*DO THIS*:
Please show every line of the material below that contains the word "value", copying each such line in full.
===== DATA EXCERPTS =====
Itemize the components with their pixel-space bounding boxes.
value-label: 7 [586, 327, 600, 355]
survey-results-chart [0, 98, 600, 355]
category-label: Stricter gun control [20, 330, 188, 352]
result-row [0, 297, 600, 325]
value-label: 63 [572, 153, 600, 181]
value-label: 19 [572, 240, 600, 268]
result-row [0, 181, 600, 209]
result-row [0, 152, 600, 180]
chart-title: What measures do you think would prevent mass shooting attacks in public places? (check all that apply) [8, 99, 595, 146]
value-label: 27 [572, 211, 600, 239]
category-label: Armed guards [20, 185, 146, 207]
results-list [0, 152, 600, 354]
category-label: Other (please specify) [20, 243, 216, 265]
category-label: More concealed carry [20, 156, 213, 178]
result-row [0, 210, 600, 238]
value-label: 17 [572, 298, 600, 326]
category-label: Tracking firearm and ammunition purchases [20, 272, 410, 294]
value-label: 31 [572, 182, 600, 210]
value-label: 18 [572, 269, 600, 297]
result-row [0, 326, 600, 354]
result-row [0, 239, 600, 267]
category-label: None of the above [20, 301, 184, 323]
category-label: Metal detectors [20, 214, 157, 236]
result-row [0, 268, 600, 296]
=====
*EXERCISE OUTPUT*:
value-label: 7 [586, 327, 600, 355]
value-label: 63 [572, 153, 600, 181]
value-label: 19 [572, 240, 600, 268]
value-label: 27 [572, 211, 600, 239]
value-label: 17 [572, 298, 600, 326]
value-label: 31 [572, 182, 600, 210]
value-label: 18 [572, 269, 600, 297]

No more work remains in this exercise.